### Written exercise
Find the lines with the string "marker" and return them.

### Stored rows
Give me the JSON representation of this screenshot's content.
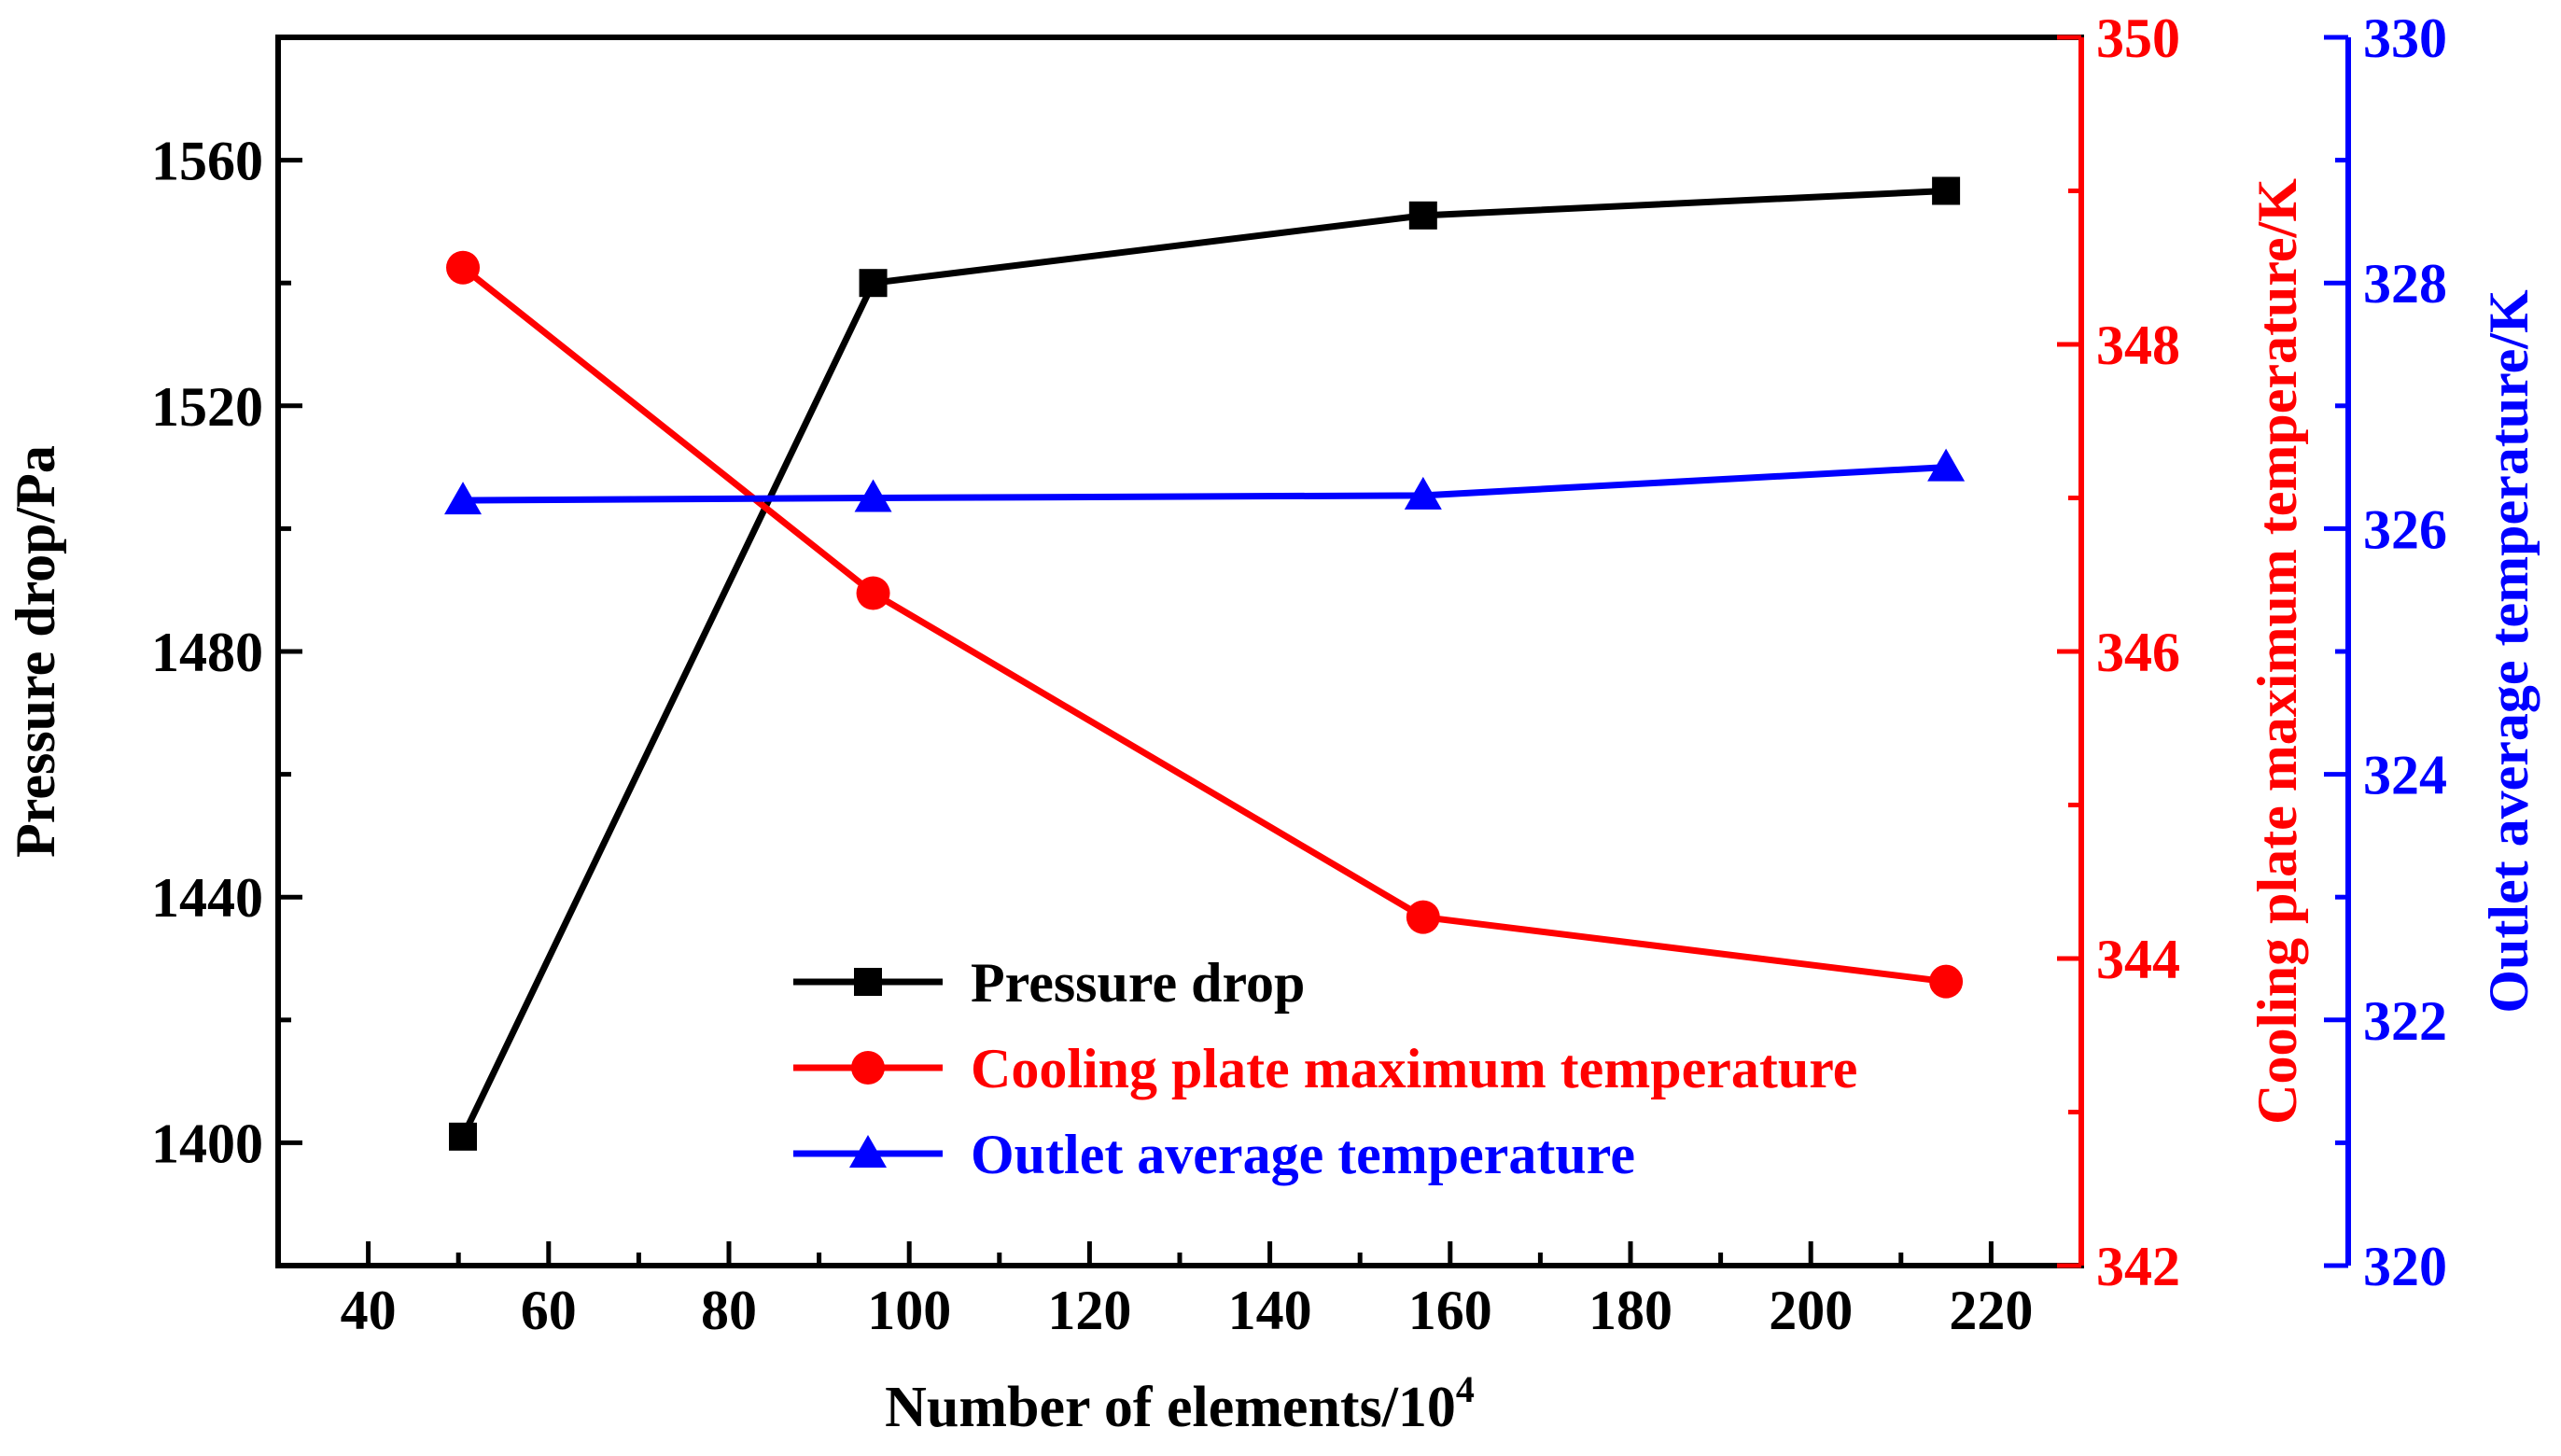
{
  "chart_data": {
    "type": "line",
    "title": "",
    "xlabel": "Number of elements/10",
    "xlabel_sup": "4",
    "xlim": [
      30,
      230
    ],
    "xticks": [
      40,
      60,
      80,
      100,
      120,
      140,
      160,
      180,
      200,
      220
    ],
    "axes": [
      {
        "id": "left",
        "label": "Pressure drop/Pa",
        "ylim": [
          1380,
          1580
        ],
        "ticks": [
          1400,
          1440,
          1480,
          1520,
          1560
        ],
        "color": "#000000"
      },
      {
        "id": "right1",
        "label": "Cooling plate maximum temperature/K",
        "ylim": [
          342,
          350
        ],
        "ticks": [
          342,
          344,
          346,
          348,
          350
        ],
        "color": "#ff0000"
      },
      {
        "id": "right2",
        "label": "Outlet average temperature/K",
        "ylim": [
          320,
          330
        ],
        "ticks": [
          320,
          322,
          324,
          326,
          328,
          330
        ],
        "color": "#0000ff"
      }
    ],
    "x": [
      50.5,
      96,
      157,
      215
    ],
    "series": [
      {
        "name": "Pressure drop",
        "axis": "left",
        "marker": "square",
        "color": "#000000",
        "values": [
          1401,
          1540,
          1551,
          1555
        ]
      },
      {
        "name": "Cooling plate maximum temperature",
        "axis": "right1",
        "marker": "circle",
        "color": "#ff0000",
        "values": [
          348.5,
          346.38,
          344.27,
          343.85
        ]
      },
      {
        "name": "Outlet average temperature",
        "axis": "right2",
        "marker": "triangle",
        "color": "#0000ff",
        "values": [
          326.23,
          326.25,
          326.27,
          326.5
        ]
      }
    ],
    "grid": false,
    "legend_position": "bottom-center"
  }
}
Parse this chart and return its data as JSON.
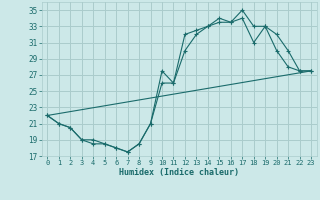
{
  "xlabel": "Humidex (Indice chaleur)",
  "background_color": "#cce8e8",
  "grid_color": "#aacccc",
  "line_color": "#1a6b6b",
  "xlim": [
    -0.5,
    23.5
  ],
  "ylim": [
    17,
    36
  ],
  "yticks": [
    17,
    19,
    21,
    23,
    25,
    27,
    29,
    31,
    33,
    35
  ],
  "xticks": [
    0,
    1,
    2,
    3,
    4,
    5,
    6,
    7,
    8,
    9,
    10,
    11,
    12,
    13,
    14,
    15,
    16,
    17,
    18,
    19,
    20,
    21,
    22,
    23
  ],
  "line1_x": [
    0,
    1,
    2,
    3,
    4,
    5,
    6,
    7,
    8,
    9,
    10,
    11,
    12,
    13,
    14,
    15,
    16,
    17,
    18,
    19,
    20,
    21,
    22,
    23
  ],
  "line1_y": [
    22,
    21,
    20.5,
    19,
    19,
    18.5,
    18,
    17.5,
    18.5,
    21,
    27.5,
    26,
    32,
    32.5,
    33,
    34,
    33.5,
    35,
    33,
    33,
    30,
    28,
    27.5,
    27.5
  ],
  "line2_x": [
    0,
    1,
    2,
    3,
    4,
    5,
    6,
    7,
    8,
    9,
    10,
    11,
    12,
    13,
    14,
    15,
    16,
    17,
    18,
    19,
    20,
    21,
    22,
    23
  ],
  "line2_y": [
    22,
    21,
    20.5,
    19,
    18.5,
    18.5,
    18,
    17.5,
    18.5,
    21,
    26,
    26,
    30,
    32,
    33,
    33.5,
    33.5,
    34,
    31,
    33,
    32,
    30,
    27.5,
    27.5
  ],
  "line3_x": [
    0,
    23
  ],
  "line3_y": [
    22,
    27.5
  ]
}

### Output of the exercise
        "marker": "square",
        "marker": "circle",
        "marker": "triangle",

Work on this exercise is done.